■ PROBLEM TO SOLVE ■
Write out precisely the lines beginning with the line that contains "Read all visible content and emit it as JSON." and ending with the last line of the entries, and no other lines.
-*-
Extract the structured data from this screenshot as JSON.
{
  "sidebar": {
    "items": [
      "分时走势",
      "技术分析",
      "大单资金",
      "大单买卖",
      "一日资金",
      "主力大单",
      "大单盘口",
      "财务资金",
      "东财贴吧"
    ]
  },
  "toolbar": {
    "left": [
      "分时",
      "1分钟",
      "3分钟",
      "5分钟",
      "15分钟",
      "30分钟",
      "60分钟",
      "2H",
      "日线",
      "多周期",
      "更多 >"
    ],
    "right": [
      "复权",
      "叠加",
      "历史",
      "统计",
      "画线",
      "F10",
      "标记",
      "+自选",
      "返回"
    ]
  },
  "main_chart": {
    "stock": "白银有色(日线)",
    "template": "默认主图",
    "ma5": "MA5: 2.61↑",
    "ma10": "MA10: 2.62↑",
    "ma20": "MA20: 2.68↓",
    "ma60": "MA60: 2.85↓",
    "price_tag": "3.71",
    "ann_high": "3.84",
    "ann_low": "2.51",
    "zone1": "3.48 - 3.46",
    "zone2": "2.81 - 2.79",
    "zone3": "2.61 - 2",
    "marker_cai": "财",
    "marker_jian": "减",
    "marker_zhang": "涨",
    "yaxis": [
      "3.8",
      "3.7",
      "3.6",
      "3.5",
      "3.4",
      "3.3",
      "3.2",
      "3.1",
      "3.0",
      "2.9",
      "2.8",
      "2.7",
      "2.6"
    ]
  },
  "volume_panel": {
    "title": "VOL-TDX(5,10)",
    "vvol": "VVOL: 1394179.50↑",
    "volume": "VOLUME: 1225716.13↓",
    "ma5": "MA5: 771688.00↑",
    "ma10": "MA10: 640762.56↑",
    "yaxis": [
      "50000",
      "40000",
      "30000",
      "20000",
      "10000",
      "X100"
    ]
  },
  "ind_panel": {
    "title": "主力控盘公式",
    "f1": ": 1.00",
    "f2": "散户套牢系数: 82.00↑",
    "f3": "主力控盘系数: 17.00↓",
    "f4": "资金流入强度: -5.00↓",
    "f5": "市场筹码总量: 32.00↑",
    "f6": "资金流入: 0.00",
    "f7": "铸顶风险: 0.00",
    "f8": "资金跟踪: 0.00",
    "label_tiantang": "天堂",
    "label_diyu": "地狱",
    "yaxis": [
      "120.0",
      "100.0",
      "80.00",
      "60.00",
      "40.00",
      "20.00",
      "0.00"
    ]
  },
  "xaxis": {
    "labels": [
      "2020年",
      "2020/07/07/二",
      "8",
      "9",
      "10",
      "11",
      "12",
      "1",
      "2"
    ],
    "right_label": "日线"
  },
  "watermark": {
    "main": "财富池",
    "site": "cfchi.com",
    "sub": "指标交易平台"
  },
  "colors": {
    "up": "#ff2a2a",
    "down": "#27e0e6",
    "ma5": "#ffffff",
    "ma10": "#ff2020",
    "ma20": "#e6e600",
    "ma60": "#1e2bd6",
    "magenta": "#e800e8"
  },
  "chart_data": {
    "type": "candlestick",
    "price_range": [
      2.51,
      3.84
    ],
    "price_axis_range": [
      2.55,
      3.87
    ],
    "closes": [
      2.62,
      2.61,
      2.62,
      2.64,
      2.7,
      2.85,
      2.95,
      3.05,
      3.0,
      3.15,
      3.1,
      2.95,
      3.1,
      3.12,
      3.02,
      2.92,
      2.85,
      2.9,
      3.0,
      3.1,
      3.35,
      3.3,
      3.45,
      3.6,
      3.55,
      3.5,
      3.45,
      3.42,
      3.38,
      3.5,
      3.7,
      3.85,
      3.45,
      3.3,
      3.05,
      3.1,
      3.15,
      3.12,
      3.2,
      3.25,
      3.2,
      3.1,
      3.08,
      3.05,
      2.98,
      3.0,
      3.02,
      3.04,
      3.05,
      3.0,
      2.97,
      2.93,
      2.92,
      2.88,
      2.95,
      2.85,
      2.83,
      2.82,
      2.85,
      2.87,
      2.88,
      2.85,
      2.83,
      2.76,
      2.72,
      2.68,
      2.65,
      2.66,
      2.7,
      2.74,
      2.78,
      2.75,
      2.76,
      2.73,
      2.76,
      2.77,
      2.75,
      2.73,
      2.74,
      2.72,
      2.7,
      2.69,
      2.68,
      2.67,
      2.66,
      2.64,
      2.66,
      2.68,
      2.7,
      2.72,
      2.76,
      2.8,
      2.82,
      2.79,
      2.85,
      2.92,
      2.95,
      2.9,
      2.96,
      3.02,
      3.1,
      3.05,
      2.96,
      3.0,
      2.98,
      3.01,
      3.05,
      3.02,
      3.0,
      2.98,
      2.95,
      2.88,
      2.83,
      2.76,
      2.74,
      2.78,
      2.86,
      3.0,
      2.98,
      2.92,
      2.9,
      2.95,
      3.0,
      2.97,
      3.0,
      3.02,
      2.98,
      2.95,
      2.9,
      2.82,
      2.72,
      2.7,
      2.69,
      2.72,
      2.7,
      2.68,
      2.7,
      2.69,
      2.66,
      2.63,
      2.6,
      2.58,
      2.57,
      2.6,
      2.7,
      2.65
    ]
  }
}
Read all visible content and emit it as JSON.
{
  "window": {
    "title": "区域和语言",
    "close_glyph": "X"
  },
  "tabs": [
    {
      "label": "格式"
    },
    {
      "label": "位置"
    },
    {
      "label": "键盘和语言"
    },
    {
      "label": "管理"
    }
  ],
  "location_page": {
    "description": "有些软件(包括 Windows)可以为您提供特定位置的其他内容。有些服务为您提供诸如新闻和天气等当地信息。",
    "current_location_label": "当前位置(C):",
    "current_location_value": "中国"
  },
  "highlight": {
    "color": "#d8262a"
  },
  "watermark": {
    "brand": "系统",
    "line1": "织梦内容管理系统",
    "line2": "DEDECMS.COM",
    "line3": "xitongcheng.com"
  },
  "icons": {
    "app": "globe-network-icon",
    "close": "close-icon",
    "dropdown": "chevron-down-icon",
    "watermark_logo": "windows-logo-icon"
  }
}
-*-
■ REPLY TO THE TASK ■
Read all visible content and emit it as JSON.
{
  "window": {
    "title": "区域和语言",
    "close_glyph": "X"
  },
  "tabs": [
    {
      "label": "格式"
    },
    {
      "label": "位置"
    },
    {
      "label": "键盘和语言"
    },
    {
      "label": "管理"
    }
  ],
  "location_page": {
    "description": "有些软件(包括 Windows)可以为您提供特定位置的其他内容。有些服务为您提供诸如新闻和天气等当地信息。",
    "current_location_label": "当前位置(C):",
    "current_location_value": "中国"
  },
  "highlight": {
    "color": "#d8262a"
  },
  "watermark": {
    "brand": "系统",
    "line1": "织梦内容管理系统",
    "line2": "DEDECMS.COM",
    "line3": "xitongcheng.com"
  },
  "icons": {
    "app": "globe-network-icon",
    "close": "close-icon",
    "dropdown": "chevron-down-icon",
    "watermark_logo": "windows-logo-icon"
  }
}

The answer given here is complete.